[Dataset records]

--- --- ---

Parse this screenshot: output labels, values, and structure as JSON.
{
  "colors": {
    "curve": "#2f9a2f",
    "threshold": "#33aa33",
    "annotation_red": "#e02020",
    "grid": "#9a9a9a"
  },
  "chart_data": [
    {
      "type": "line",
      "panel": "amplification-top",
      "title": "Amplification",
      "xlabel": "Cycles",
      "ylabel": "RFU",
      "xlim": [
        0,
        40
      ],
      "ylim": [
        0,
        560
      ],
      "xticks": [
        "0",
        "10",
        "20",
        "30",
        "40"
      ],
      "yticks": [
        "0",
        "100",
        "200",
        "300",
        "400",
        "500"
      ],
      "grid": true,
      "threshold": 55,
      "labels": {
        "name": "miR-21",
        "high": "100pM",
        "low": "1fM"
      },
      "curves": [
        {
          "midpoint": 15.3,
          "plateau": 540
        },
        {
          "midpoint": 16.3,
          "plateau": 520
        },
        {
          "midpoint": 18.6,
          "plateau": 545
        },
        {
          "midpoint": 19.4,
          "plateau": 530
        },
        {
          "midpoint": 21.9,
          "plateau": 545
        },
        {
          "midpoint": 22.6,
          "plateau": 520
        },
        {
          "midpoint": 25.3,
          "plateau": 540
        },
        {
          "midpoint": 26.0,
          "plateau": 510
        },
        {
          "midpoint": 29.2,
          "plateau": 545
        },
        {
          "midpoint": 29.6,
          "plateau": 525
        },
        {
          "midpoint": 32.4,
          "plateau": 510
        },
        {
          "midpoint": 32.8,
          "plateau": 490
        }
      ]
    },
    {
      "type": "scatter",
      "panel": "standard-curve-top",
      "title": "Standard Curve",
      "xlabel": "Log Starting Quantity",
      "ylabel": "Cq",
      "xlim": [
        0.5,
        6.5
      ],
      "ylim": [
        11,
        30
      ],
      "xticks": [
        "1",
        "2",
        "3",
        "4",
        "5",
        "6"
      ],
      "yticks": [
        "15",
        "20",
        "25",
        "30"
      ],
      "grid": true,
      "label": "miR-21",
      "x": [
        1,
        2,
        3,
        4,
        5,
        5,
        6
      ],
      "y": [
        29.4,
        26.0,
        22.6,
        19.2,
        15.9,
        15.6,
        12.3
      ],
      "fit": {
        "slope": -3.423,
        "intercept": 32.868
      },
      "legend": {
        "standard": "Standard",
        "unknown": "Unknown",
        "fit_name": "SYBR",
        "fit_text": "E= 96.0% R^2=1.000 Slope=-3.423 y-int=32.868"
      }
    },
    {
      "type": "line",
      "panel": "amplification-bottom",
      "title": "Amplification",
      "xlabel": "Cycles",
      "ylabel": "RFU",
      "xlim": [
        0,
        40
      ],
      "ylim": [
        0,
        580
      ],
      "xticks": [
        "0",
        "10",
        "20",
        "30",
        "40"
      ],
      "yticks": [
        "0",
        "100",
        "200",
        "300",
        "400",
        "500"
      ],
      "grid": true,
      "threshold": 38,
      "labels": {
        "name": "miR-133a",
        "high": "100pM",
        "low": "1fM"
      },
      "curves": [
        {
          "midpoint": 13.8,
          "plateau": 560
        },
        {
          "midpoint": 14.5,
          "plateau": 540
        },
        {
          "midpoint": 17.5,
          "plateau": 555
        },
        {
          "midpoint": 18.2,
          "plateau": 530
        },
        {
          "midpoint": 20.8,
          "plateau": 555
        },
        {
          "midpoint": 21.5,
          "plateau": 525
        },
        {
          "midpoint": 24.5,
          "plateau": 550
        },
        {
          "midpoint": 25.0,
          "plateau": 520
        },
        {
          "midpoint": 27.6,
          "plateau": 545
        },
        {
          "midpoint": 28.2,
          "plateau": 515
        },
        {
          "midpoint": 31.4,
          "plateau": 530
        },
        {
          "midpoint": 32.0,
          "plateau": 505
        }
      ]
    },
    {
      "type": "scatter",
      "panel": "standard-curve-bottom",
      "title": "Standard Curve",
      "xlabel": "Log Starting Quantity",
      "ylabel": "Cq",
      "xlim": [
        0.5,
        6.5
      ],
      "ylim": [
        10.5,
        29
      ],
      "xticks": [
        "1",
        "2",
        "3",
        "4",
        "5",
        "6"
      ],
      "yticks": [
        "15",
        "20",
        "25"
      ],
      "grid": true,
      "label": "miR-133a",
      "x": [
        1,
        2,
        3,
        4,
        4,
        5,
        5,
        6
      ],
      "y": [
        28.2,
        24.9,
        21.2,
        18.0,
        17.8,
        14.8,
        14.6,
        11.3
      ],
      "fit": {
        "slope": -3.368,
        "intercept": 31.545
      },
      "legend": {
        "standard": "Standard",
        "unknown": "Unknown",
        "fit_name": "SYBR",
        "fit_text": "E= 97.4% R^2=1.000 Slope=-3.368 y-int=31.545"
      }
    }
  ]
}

--- --- ---

Directions | Write out every record verbatim.

Response |
Parse this screenshot: output labels, values, and structure as JSON.
{
  "colors": {
    "curve": "#2f9a2f",
    "threshold": "#33aa33",
    "annotation_red": "#e02020",
    "grid": "#9a9a9a"
  },
  "chart_data": [
    {
      "type": "line",
      "panel": "amplification-top",
      "title": "Amplification",
      "xlabel": "Cycles",
      "ylabel": "RFU",
      "xlim": [
        0,
        40
      ],
      "ylim": [
        0,
        560
      ],
      "xticks": [
        "0",
        "10",
        "20",
        "30",
        "40"
      ],
      "yticks": [
        "0",
        "100",
        "200",
        "300",
        "400",
        "500"
      ],
      "grid": true,
      "threshold": 55,
      "labels": {
        "name": "miR-21",
        "high": "100pM",
        "low": "1fM"
      },
      "curves": [
        {
          "midpoint": 15.3,
          "plateau": 540
        },
        {
          "midpoint": 16.3,
          "plateau": 520
        },
        {
          "midpoint": 18.6,
          "plateau": 545
        },
        {
          "midpoint": 19.4,
          "plateau": 530
        },
        {
          "midpoint": 21.9,
          "plateau": 545
        },
        {
          "midpoint": 22.6,
          "plateau": 520
        },
        {
          "midpoint": 25.3,
          "plateau": 540
        },
        {
          "midpoint": 26.0,
          "plateau": 510
        },
        {
          "midpoint": 29.2,
          "plateau": 545
        },
        {
          "midpoint": 29.6,
          "plateau": 525
        },
        {
          "midpoint": 32.4,
          "plateau": 510
        },
        {
          "midpoint": 32.8,
          "plateau": 490
        }
      ]
    },
    {
      "type": "scatter",
      "panel": "standard-curve-top",
      "title": "Standard Curve",
      "xlabel": "Log Starting Quantity",
      "ylabel": "Cq",
      "xlim": [
        0.5,
        6.5
      ],
      "ylim": [
        11,
        30
      ],
      "xticks": [
        "1",
        "2",
        "3",
        "4",
        "5",
        "6"
      ],
      "yticks": [
        "15",
        "20",
        "25",
        "30"
      ],
      "grid": true,
      "label": "miR-21",
      "x": [
        1,
        2,
        3,
        4,
        5,
        5,
        6
      ],
      "y": [
        29.4,
        26.0,
        22.6,
        19.2,
        15.9,
        15.6,
        12.3
      ],
      "fit": {
        "slope": -3.423,
        "intercept": 32.868
      },
      "legend": {
        "standard": "Standard",
        "unknown": "Unknown",
        "fit_name": "SYBR",
        "fit_text": "E= 96.0% R^2=1.000 Slope=-3.423 y-int=32.868"
      }
    },
    {
      "type": "line",
      "panel": "amplification-bottom",
      "title": "Amplification",
      "xlabel": "Cycles",
      "ylabel": "RFU",
      "xlim": [
        0,
        40
      ],
      "ylim": [
        0,
        580
      ],
      "xticks": [
        "0",
        "10",
        "20",
        "30",
        "40"
      ],
      "yticks": [
        "0",
        "100",
        "200",
        "300",
        "400",
        "500"
      ],
      "grid": true,
      "threshold": 38,
      "labels": {
        "name": "miR-133a",
        "high": "100pM",
        "low": "1fM"
      },
      "curves": [
        {
          "midpoint": 13.8,
          "plateau": 560
        },
        {
          "midpoint": 14.5,
          "plateau": 540
        },
        {
          "midpoint": 17.5,
          "plateau": 555
        },
        {
          "midpoint": 18.2,
          "plateau": 530
        },
        {
          "midpoint": 20.8,
          "plateau": 555
        },
        {
          "midpoint": 21.5,
          "plateau": 525
        },
        {
          "midpoint": 24.5,
          "plateau": 550
        },
        {
          "midpoint": 25.0,
          "plateau": 520
        },
        {
          "midpoint": 27.6,
          "plateau": 545
        },
        {
          "midpoint": 28.2,
          "plateau": 515
        },
        {
          "midpoint": 31.4,
          "plateau": 530
        },
        {
          "midpoint": 32.0,
          "plateau": 505
        }
      ]
    },
    {
      "type": "scatter",
      "panel": "standard-curve-bottom",
      "title": "Standard Curve",
      "xlabel": "Log Starting Quantity",
      "ylabel": "Cq",
      "xlim": [
        0.5,
        6.5
      ],
      "ylim": [
        10.5,
        29
      ],
      "xticks": [
        "1",
        "2",
        "3",
        "4",
        "5",
        "6"
      ],
      "yticks": [
        "15",
        "20",
        "25"
      ],
      "grid": true,
      "label": "miR-133a",
      "x": [
        1,
        2,
        3,
        4,
        4,
        5,
        5,
        6
      ],
      "y": [
        28.2,
        24.9,
        21.2,
        18.0,
        17.8,
        14.8,
        14.6,
        11.3
      ],
      "fit": {
        "slope": -3.368,
        "intercept": 31.545
      },
      "legend": {
        "standard": "Standard",
        "unknown": "Unknown",
        "fit_name": "SYBR",
        "fit_text": "E= 97.4% R^2=1.000 Slope=-3.368 y-int=31.545"
      }
    }
  ]
}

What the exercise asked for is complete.